WRITTEN REQUEST:
Here are some records. Copy each one exactly.

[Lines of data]
===

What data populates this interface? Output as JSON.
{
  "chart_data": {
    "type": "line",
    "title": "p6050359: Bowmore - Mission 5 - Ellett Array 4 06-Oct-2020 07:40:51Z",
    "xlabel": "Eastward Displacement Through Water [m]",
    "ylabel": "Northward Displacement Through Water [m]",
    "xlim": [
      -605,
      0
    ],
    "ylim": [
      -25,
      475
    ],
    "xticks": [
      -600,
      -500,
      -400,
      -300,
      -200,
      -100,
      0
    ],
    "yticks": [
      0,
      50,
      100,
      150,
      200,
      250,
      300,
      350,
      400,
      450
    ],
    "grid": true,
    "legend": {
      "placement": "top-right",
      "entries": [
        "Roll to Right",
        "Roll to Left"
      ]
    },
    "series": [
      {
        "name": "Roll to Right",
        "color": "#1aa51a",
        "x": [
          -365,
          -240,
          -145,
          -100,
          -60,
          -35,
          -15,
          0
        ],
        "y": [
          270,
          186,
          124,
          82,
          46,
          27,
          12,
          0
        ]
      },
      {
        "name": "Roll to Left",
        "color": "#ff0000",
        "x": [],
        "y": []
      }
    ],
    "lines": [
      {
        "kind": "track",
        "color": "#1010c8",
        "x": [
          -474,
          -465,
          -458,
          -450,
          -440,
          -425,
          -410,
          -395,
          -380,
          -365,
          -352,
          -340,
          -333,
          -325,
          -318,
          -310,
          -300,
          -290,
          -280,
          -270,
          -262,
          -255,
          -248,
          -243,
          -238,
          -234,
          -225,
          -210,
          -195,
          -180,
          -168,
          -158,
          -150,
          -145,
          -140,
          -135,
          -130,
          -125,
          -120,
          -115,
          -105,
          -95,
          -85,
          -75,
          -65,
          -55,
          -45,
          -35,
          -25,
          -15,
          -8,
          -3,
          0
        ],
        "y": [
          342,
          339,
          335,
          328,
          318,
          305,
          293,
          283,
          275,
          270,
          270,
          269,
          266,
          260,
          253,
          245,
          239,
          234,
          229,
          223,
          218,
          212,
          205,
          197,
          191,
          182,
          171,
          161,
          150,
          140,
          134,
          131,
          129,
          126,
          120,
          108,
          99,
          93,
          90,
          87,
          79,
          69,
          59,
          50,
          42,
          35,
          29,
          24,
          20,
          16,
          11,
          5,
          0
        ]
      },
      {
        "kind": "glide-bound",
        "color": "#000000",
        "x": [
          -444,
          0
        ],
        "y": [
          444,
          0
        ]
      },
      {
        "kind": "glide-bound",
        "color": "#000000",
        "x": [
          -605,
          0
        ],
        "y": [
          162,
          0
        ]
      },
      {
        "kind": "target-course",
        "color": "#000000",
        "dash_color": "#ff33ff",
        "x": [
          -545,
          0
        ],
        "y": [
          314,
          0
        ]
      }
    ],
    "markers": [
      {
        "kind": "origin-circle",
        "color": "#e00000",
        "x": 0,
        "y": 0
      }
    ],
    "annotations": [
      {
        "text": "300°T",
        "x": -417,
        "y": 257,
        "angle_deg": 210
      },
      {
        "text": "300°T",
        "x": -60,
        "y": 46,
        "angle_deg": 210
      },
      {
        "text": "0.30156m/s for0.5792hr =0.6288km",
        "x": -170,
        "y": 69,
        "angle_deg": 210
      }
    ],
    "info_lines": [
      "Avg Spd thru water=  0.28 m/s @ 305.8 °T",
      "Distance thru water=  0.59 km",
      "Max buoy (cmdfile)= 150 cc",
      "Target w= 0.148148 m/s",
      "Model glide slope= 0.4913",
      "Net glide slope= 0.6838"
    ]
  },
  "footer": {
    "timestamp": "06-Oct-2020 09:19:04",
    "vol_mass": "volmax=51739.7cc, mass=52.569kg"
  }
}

===

REPLY:
What data populates this interface? Output as JSON.
{
  "chart_data": {
    "type": "line",
    "title": "p6050359: Bowmore - Mission 5 - Ellett Array 4 06-Oct-2020 07:40:51Z",
    "xlabel": "Eastward Displacement Through Water [m]",
    "ylabel": "Northward Displacement Through Water [m]",
    "xlim": [
      -605,
      0
    ],
    "ylim": [
      -25,
      475
    ],
    "xticks": [
      -600,
      -500,
      -400,
      -300,
      -200,
      -100,
      0
    ],
    "yticks": [
      0,
      50,
      100,
      150,
      200,
      250,
      300,
      350,
      400,
      450
    ],
    "grid": true,
    "legend": {
      "placement": "top-right",
      "entries": [
        "Roll to Right",
        "Roll to Left"
      ]
    },
    "series": [
      {
        "name": "Roll to Right",
        "color": "#1aa51a",
        "x": [
          -365,
          -240,
          -145,
          -100,
          -60,
          -35,
          -15,
          0
        ],
        "y": [
          270,
          186,
          124,
          82,
          46,
          27,
          12,
          0
        ]
      },
      {
        "name": "Roll to Left",
        "color": "#ff0000",
        "x": [],
        "y": []
      }
    ],
    "lines": [
      {
        "kind": "track",
        "color": "#1010c8",
        "x": [
          -474,
          -465,
          -458,
          -450,
          -440,
          -425,
          -410,
          -395,
          -380,
          -365,
          -352,
          -340,
          -333,
          -325,
          -318,
          -310,
          -300,
          -290,
          -280,
          -270,
          -262,
          -255,
          -248,
          -243,
          -238,
          -234,
          -225,
          -210,
          -195,
          -180,
          -168,
          -158,
          -150,
          -145,
          -140,
          -135,
          -130,
          -125,
          -120,
          -115,
          -105,
          -95,
          -85,
          -75,
          -65,
          -55,
          -45,
          -35,
          -25,
          -15,
          -8,
          -3,
          0
        ],
        "y": [
          342,
          339,
          335,
          328,
          318,
          305,
          293,
          283,
          275,
          270,
          270,
          269,
          266,
          260,
          253,
          245,
          239,
          234,
          229,
          223,
          218,
          212,
          205,
          197,
          191,
          182,
          171,
          161,
          150,
          140,
          134,
          131,
          129,
          126,
          120,
          108,
          99,
          93,
          90,
          87,
          79,
          69,
          59,
          50,
          42,
          35,
          29,
          24,
          20,
          16,
          11,
          5,
          0
        ]
      },
      {
        "kind": "glide-bound",
        "color": "#000000",
        "x": [
          -444,
          0
        ],
        "y": [
          444,
          0
        ]
      },
      {
        "kind": "glide-bound",
        "color": "#000000",
        "x": [
          -605,
          0
        ],
        "y": [
          162,
          0
        ]
      },
      {
        "kind": "target-course",
        "color": "#000000",
        "dash_color": "#ff33ff",
        "x": [
          -545,
          0
        ],
        "y": [
          314,
          0
        ]
      }
    ],
    "markers": [
      {
        "kind": "origin-circle",
        "color": "#e00000",
        "x": 0,
        "y": 0
      }
    ],
    "annotations": [
      {
        "text": "300°T",
        "x": -417,
        "y": 257,
        "angle_deg": 210
      },
      {
        "text": "300°T",
        "x": -60,
        "y": 46,
        "angle_deg": 210
      },
      {
        "text": "0.30156m/s for0.5792hr =0.6288km",
        "x": -170,
        "y": 69,
        "angle_deg": 210
      }
    ],
    "info_lines": [
      "Avg Spd thru water=  0.28 m/s @ 305.8 °T",
      "Distance thru water=  0.59 km",
      "Max buoy (cmdfile)= 150 cc",
      "Target w= 0.148148 m/s",
      "Model glide slope= 0.4913",
      "Net glide slope= 0.6838"
    ]
  },
  "footer": {
    "timestamp": "06-Oct-2020 09:19:04",
    "vol_mass": "volmax=51739.7cc, mass=52.569kg"
  }
}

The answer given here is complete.